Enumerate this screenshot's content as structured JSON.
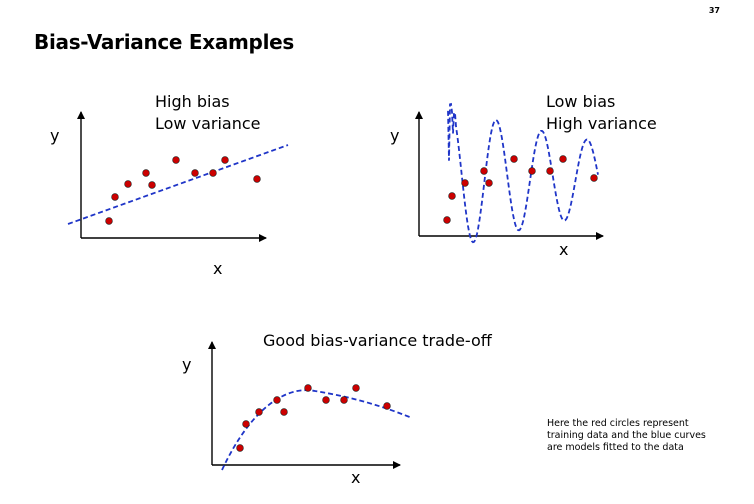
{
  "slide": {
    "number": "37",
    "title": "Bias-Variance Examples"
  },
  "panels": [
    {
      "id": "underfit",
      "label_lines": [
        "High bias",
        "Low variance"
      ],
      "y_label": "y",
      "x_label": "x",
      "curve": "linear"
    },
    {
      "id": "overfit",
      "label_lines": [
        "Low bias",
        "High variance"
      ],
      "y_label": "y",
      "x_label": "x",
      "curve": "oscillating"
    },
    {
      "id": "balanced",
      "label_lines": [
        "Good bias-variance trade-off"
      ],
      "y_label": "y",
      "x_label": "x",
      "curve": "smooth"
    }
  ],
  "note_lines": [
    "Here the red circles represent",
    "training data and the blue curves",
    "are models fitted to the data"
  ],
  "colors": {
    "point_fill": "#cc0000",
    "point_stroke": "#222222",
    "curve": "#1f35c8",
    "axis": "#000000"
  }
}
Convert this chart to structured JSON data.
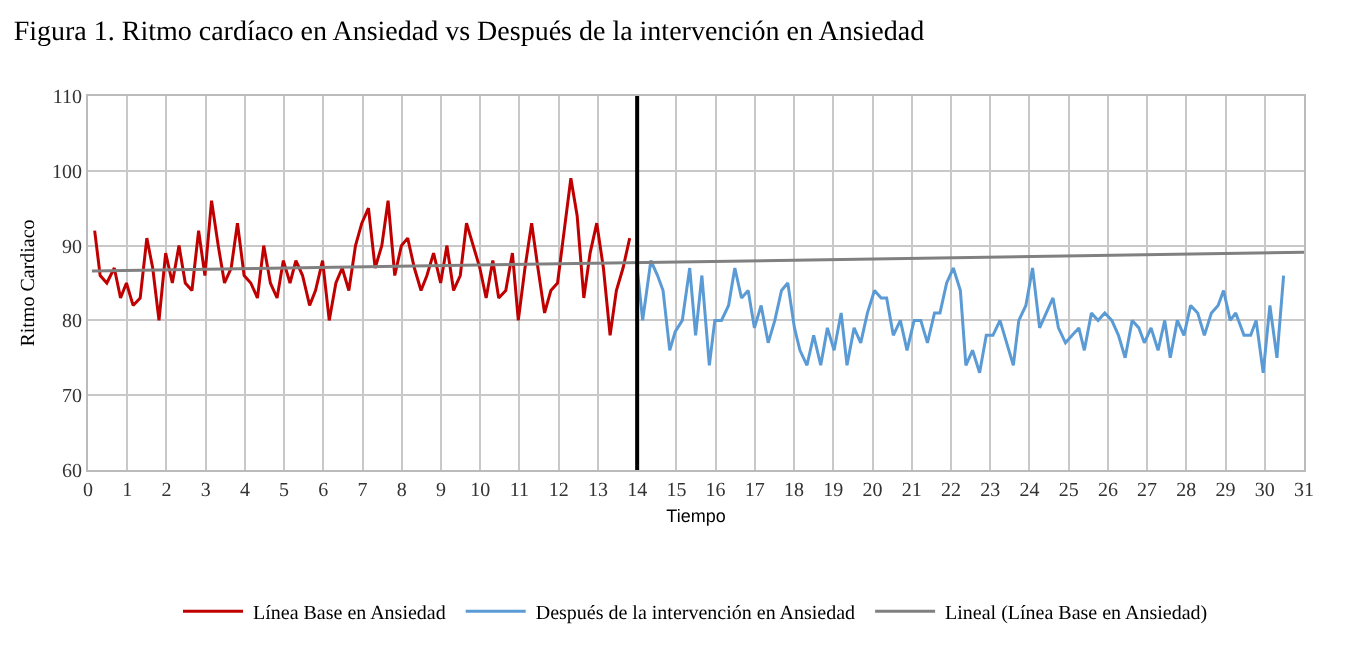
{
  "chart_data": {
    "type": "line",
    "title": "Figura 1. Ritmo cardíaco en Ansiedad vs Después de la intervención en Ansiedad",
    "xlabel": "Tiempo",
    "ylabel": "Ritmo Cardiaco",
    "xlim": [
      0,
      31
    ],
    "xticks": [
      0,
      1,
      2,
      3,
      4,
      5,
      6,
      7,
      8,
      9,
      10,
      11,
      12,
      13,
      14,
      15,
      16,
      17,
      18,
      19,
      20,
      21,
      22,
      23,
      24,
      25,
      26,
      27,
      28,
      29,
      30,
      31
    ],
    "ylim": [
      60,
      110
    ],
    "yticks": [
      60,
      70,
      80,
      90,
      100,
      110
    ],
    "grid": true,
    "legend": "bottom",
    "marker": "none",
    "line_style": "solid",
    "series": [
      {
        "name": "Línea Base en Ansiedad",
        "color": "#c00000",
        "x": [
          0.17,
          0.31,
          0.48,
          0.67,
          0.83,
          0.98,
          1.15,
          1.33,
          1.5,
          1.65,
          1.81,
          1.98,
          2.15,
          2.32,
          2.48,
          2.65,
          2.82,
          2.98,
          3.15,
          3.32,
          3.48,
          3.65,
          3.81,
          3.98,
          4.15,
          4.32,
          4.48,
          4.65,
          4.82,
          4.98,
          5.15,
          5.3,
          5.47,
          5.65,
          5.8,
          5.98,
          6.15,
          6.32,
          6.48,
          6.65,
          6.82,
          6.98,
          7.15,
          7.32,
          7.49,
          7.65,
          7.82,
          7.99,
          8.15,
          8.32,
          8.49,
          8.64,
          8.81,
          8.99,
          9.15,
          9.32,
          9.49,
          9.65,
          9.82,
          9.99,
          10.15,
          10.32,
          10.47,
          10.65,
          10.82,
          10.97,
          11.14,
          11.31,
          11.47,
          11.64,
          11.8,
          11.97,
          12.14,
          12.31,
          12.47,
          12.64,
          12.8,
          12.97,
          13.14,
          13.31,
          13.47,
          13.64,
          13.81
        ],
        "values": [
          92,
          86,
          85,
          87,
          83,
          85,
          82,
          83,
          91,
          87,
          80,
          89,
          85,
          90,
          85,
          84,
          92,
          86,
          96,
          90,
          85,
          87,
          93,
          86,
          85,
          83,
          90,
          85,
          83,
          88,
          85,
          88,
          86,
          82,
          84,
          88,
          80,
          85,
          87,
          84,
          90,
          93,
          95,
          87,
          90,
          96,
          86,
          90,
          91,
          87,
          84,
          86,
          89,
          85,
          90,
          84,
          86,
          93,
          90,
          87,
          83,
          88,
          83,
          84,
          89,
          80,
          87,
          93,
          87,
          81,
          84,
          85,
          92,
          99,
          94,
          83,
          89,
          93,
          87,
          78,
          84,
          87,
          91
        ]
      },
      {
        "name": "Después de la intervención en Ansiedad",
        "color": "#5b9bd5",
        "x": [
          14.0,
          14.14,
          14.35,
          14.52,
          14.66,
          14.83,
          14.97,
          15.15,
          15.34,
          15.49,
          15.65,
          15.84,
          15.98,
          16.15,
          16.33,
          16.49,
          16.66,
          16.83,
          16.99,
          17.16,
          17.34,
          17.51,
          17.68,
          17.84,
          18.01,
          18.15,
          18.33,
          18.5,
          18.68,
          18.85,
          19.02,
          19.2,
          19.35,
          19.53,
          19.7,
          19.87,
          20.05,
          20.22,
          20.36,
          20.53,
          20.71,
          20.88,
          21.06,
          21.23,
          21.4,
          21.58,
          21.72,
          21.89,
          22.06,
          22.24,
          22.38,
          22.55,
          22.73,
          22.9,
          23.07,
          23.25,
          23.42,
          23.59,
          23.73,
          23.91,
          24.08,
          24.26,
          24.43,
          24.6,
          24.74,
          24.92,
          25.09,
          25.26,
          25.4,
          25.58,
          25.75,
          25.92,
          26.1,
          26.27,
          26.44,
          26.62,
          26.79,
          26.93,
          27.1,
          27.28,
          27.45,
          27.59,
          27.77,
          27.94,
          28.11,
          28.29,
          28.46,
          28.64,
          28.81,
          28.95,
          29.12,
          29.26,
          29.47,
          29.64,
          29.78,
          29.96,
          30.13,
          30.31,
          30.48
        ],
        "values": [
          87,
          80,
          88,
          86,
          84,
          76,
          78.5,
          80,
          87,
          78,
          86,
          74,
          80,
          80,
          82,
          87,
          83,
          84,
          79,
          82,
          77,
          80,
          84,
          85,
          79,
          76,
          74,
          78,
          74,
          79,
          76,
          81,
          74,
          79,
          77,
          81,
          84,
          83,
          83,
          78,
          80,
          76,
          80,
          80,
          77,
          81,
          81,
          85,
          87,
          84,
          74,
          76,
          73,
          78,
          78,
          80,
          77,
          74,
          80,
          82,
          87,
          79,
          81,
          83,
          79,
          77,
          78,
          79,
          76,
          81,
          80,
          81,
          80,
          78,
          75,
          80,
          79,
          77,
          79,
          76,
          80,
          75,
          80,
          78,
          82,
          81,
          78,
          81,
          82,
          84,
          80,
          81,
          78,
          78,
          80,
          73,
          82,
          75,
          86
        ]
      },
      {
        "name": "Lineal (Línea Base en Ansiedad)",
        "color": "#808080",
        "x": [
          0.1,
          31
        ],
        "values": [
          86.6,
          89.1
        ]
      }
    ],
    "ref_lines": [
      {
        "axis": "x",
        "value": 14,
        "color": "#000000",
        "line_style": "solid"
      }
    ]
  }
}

Task description:
Leave the pictures out and reproduce all of the records exactly.

Exercise result:
Enumerate this screenshot's content as structured JSON.
{
  "slide": {
    "number": "37",
    "title": "Bias-Variance Examples"
  },
  "panels": [
    {
      "id": "underfit",
      "label_lines": [
        "High bias",
        "Low variance"
      ],
      "y_label": "y",
      "x_label": "x",
      "curve": "linear"
    },
    {
      "id": "overfit",
      "label_lines": [
        "Low bias",
        "High variance"
      ],
      "y_label": "y",
      "x_label": "x",
      "curve": "oscillating"
    },
    {
      "id": "balanced",
      "label_lines": [
        "Good bias-variance trade-off"
      ],
      "y_label": "y",
      "x_label": "x",
      "curve": "smooth"
    }
  ],
  "note_lines": [
    "Here the red circles represent",
    "training data and the blue curves",
    "are models fitted to the data"
  ],
  "colors": {
    "point_fill": "#cc0000",
    "point_stroke": "#222222",
    "curve": "#1f35c8",
    "axis": "#000000"
  }
}
Convert this chart to structured JSON data.
{
  "chart_data": {
    "type": "line",
    "title": "Figura 1. Ritmo cardíaco en Ansiedad vs Después de la intervención en Ansiedad",
    "xlabel": "Tiempo",
    "ylabel": "Ritmo Cardiaco",
    "xlim": [
      0,
      31
    ],
    "xticks": [
      0,
      1,
      2,
      3,
      4,
      5,
      6,
      7,
      8,
      9,
      10,
      11,
      12,
      13,
      14,
      15,
      16,
      17,
      18,
      19,
      20,
      21,
      22,
      23,
      24,
      25,
      26,
      27,
      28,
      29,
      30,
      31
    ],
    "ylim": [
      60,
      110
    ],
    "yticks": [
      60,
      70,
      80,
      90,
      100,
      110
    ],
    "grid": true,
    "legend": "bottom",
    "marker": "none",
    "line_style": "solid",
    "series": [
      {
        "name": "Línea Base en Ansiedad",
        "color": "#c00000",
        "x": [
          0.17,
          0.31,
          0.48,
          0.67,
          0.83,
          0.98,
          1.15,
          1.33,
          1.5,
          1.65,
          1.81,
          1.98,
          2.15,
          2.32,
          2.48,
          2.65,
          2.82,
          2.98,
          3.15,
          3.32,
          3.48,
          3.65,
          3.81,
          3.98,
          4.15,
          4.32,
          4.48,
          4.65,
          4.82,
          4.98,
          5.15,
          5.3,
          5.47,
          5.65,
          5.8,
          5.98,
          6.15,
          6.32,
          6.48,
          6.65,
          6.82,
          6.98,
          7.15,
          7.32,
          7.49,
          7.65,
          7.82,
          7.99,
          8.15,
          8.32,
          8.49,
          8.64,
          8.81,
          8.99,
          9.15,
          9.32,
          9.49,
          9.65,
          9.82,
          9.99,
          10.15,
          10.32,
          10.47,
          10.65,
          10.82,
          10.97,
          11.14,
          11.31,
          11.47,
          11.64,
          11.8,
          11.97,
          12.14,
          12.31,
          12.47,
          12.64,
          12.8,
          12.97,
          13.14,
          13.31,
          13.47,
          13.64,
          13.81
        ],
        "values": [
          92,
          86,
          85,
          87,
          83,
          85,
          82,
          83,
          91,
          87,
          80,
          89,
          85,
          90,
          85,
          84,
          92,
          86,
          96,
          90,
          85,
          87,
          93,
          86,
          85,
          83,
          90,
          85,
          83,
          88,
          85,
          88,
          86,
          82,
          84,
          88,
          80,
          85,
          87,
          84,
          90,
          93,
          95,
          87,
          90,
          96,
          86,
          90,
          91,
          87,
          84,
          86,
          89,
          85,
          90,
          84,
          86,
          93,
          90,
          87,
          83,
          88,
          83,
          84,
          89,
          80,
          87,
          93,
          87,
          81,
          84,
          85,
          92,
          99,
          94,
          83,
          89,
          93,
          87,
          78,
          84,
          87,
          91
        ]
      },
      {
        "name": "Después de la intervención en Ansiedad",
        "color": "#5b9bd5",
        "x": [
          14.0,
          14.14,
          14.35,
          14.52,
          14.66,
          14.83,
          14.97,
          15.15,
          15.34,
          15.49,
          15.65,
          15.84,
          15.98,
          16.15,
          16.33,
          16.49,
          16.66,
          16.83,
          16.99,
          17.16,
          17.34,
          17.51,
          17.68,
          17.84,
          18.01,
          18.15,
          18.33,
          18.5,
          18.68,
          18.85,
          19.02,
          19.2,
          19.35,
          19.53,
          19.7,
          19.87,
          20.05,
          20.22,
          20.36,
          20.53,
          20.71,
          20.88,
          21.06,
          21.23,
          21.4,
          21.58,
          21.72,
          21.89,
          22.06,
          22.24,
          22.38,
          22.55,
          22.73,
          22.9,
          23.07,
          23.25,
          23.42,
          23.59,
          23.73,
          23.91,
          24.08,
          24.26,
          24.43,
          24.6,
          24.74,
          24.92,
          25.09,
          25.26,
          25.4,
          25.58,
          25.75,
          25.92,
          26.1,
          26.27,
          26.44,
          26.62,
          26.79,
          26.93,
          27.1,
          27.28,
          27.45,
          27.59,
          27.77,
          27.94,
          28.11,
          28.29,
          28.46,
          28.64,
          28.81,
          28.95,
          29.12,
          29.26,
          29.47,
          29.64,
          29.78,
          29.96,
          30.13,
          30.31,
          30.48
        ],
        "values": [
          87,
          80,
          88,
          86,
          84,
          76,
          78.5,
          80,
          87,
          78,
          86,
          74,
          80,
          80,
          82,
          87,
          83,
          84,
          79,
          82,
          77,
          80,
          84,
          85,
          79,
          76,
          74,
          78,
          74,
          79,
          76,
          81,
          74,
          79,
          77,
          81,
          84,
          83,
          83,
          78,
          80,
          76,
          80,
          80,
          77,
          81,
          81,
          85,
          87,
          84,
          74,
          76,
          73,
          78,
          78,
          80,
          77,
          74,
          80,
          82,
          87,
          79,
          81,
          83,
          79,
          77,
          78,
          79,
          76,
          81,
          80,
          81,
          80,
          78,
          75,
          80,
          79,
          77,
          79,
          76,
          80,
          75,
          80,
          78,
          82,
          81,
          78,
          81,
          82,
          84,
          80,
          81,
          78,
          78,
          80,
          73,
          82,
          75,
          86
        ]
      },
      {
        "name": "Lineal (Línea Base en Ansiedad)",
        "color": "#808080",
        "x": [
          0.1,
          31
        ],
        "values": [
          86.6,
          89.1
        ]
      }
    ],
    "ref_lines": [
      {
        "axis": "x",
        "value": 14,
        "color": "#000000",
        "line_style": "solid"
      }
    ]
  }
}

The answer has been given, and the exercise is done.